WHAT YOU ARE ASKED TO DO ▸
Each line that follows is to be retyped exactly.
-*-
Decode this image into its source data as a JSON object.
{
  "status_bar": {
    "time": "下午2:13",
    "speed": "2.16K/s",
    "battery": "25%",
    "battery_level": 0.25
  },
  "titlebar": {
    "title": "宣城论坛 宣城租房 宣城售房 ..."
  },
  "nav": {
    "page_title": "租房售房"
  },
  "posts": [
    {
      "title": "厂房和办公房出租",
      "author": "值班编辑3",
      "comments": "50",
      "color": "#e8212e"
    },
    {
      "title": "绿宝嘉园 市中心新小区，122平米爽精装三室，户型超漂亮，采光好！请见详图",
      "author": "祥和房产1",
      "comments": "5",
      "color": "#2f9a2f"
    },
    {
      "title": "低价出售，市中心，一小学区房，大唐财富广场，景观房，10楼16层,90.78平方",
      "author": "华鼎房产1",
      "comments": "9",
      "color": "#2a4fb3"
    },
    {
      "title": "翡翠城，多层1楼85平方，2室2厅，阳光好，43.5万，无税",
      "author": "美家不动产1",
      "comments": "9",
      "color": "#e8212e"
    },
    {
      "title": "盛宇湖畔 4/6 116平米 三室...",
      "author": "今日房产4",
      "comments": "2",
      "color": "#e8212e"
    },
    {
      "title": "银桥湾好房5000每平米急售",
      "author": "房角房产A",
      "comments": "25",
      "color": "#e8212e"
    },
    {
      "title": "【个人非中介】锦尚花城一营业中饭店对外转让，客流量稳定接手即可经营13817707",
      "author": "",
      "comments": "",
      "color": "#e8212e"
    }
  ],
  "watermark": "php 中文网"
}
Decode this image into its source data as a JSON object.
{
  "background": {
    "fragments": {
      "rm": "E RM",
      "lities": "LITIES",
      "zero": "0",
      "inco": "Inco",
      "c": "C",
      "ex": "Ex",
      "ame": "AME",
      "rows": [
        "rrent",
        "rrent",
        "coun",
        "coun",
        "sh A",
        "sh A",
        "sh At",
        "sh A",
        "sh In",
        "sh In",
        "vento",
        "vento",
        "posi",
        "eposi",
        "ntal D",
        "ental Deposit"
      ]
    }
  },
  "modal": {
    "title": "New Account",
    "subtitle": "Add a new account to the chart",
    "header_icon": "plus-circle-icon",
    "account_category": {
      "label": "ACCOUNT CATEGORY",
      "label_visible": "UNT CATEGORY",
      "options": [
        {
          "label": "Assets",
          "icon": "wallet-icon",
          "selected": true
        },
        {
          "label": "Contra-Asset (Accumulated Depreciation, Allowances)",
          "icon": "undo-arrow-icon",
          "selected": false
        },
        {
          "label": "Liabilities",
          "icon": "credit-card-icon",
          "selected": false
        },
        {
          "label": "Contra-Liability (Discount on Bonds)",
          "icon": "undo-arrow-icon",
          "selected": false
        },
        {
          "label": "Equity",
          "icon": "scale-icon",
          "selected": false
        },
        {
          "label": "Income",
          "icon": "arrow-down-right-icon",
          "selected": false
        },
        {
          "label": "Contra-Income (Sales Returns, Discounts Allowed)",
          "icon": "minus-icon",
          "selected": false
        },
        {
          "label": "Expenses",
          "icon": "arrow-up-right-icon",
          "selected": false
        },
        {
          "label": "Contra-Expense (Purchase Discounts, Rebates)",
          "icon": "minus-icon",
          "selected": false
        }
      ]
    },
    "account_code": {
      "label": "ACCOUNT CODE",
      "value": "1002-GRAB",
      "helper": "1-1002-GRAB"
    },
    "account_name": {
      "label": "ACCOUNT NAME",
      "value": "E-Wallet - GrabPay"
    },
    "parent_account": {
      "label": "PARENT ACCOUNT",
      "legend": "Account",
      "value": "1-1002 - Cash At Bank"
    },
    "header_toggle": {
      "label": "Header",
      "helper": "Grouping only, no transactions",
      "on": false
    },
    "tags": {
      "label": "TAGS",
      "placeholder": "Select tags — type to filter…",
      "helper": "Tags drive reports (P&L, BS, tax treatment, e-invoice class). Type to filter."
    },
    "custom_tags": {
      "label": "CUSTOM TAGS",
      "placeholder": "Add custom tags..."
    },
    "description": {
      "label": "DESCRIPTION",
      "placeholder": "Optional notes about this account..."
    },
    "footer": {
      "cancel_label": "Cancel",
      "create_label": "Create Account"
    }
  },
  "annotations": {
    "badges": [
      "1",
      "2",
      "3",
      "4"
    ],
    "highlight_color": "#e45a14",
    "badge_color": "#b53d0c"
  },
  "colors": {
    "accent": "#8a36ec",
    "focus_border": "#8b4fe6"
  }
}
-*-
FULL ANSWER ▸
Decode this image into its source data as a JSON object.
{
  "status_bar": {
    "time": "下午2:13",
    "speed": "2.16K/s",
    "battery": "25%",
    "battery_level": 0.25
  },
  "titlebar": {
    "title": "宣城论坛 宣城租房 宣城售房 ..."
  },
  "nav": {
    "page_title": "租房售房"
  },
  "posts": [
    {
      "title": "厂房和办公房出租",
      "author": "值班编辑3",
      "comments": "50",
      "color": "#e8212e"
    },
    {
      "title": "绿宝嘉园 市中心新小区，122平米爽精装三室，户型超漂亮，采光好！请见详图",
      "author": "祥和房产1",
      "comments": "5",
      "color": "#2f9a2f"
    },
    {
      "title": "低价出售，市中心，一小学区房，大唐财富广场，景观房，10楼16层,90.78平方",
      "author": "华鼎房产1",
      "comments": "9",
      "color": "#2a4fb3"
    },
    {
      "title": "翡翠城，多层1楼85平方，2室2厅，阳光好，43.5万，无税",
      "author": "美家不动产1",
      "comments": "9",
      "color": "#e8212e"
    },
    {
      "title": "盛宇湖畔 4/6 116平米 三室...",
      "author": "今日房产4",
      "comments": "2",
      "color": "#e8212e"
    },
    {
      "title": "银桥湾好房5000每平米急售",
      "author": "房角房产A",
      "comments": "25",
      "color": "#e8212e"
    },
    {
      "title": "【个人非中介】锦尚花城一营业中饭店对外转让，客流量稳定接手即可经营13817707",
      "author": "",
      "comments": "",
      "color": "#e8212e"
    }
  ],
  "watermark": "php 中文网"
}
Decode this image into its source data as a JSON object.
{
  "background": {
    "fragments": {
      "rm": "E RM",
      "lities": "LITIES",
      "zero": "0",
      "inco": "Inco",
      "c": "C",
      "ex": "Ex",
      "ame": "AME",
      "rows": [
        "rrent",
        "rrent",
        "coun",
        "coun",
        "sh A",
        "sh A",
        "sh At",
        "sh A",
        "sh In",
        "sh In",
        "vento",
        "vento",
        "posi",
        "eposi",
        "ntal D",
        "ental Deposit"
      ]
    }
  },
  "modal": {
    "title": "New Account",
    "subtitle": "Add a new account to the chart",
    "header_icon": "plus-circle-icon",
    "account_category": {
      "label": "ACCOUNT CATEGORY",
      "label_visible": "UNT CATEGORY",
      "options": [
        {
          "label": "Assets",
          "icon": "wallet-icon",
          "selected": true
        },
        {
          "label": "Contra-Asset (Accumulated Depreciation, Allowances)",
          "icon": "undo-arrow-icon",
          "selected": false
        },
        {
          "label": "Liabilities",
          "icon": "credit-card-icon",
          "selected": false
        },
        {
          "label": "Contra-Liability (Discount on Bonds)",
          "icon": "undo-arrow-icon",
          "selected": false
        },
        {
          "label": "Equity",
          "icon": "scale-icon",
          "selected": false
        },
        {
          "label": "Income",
          "icon": "arrow-down-right-icon",
          "selected": false
        },
        {
          "label": "Contra-Income (Sales Returns, Discounts Allowed)",
          "icon": "minus-icon",
          "selected": false
        },
        {
          "label": "Expenses",
          "icon": "arrow-up-right-icon",
          "selected": false
        },
        {
          "label": "Contra-Expense (Purchase Discounts, Rebates)",
          "icon": "minus-icon",
          "selected": false
        }
      ]
    },
    "account_code": {
      "label": "ACCOUNT CODE",
      "value": "1002-GRAB",
      "helper": "1-1002-GRAB"
    },
    "account_name": {
      "label": "ACCOUNT NAME",
      "value": "E-Wallet - GrabPay"
    },
    "parent_account": {
      "label": "PARENT ACCOUNT",
      "legend": "Account",
      "value": "1-1002 - Cash At Bank"
    },
    "header_toggle": {
      "label": "Header",
      "helper": "Grouping only, no transactions",
      "on": false
    },
    "tags": {
      "label": "TAGS",
      "placeholder": "Select tags — type to filter…",
      "helper": "Tags drive reports (P&L, BS, tax treatment, e-invoice class). Type to filter."
    },
    "custom_tags": {
      "label": "CUSTOM TAGS",
      "placeholder": "Add custom tags..."
    },
    "description": {
      "label": "DESCRIPTION",
      "placeholder": "Optional notes about this account..."
    },
    "footer": {
      "cancel_label": "Cancel",
      "create_label": "Create Account"
    }
  },
  "annotations": {
    "badges": [
      "1",
      "2",
      "3",
      "4"
    ],
    "highlight_color": "#e45a14",
    "badge_color": "#b53d0c"
  },
  "colors": {
    "accent": "#8a36ec",
    "focus_border": "#8b4fe6"
  }
}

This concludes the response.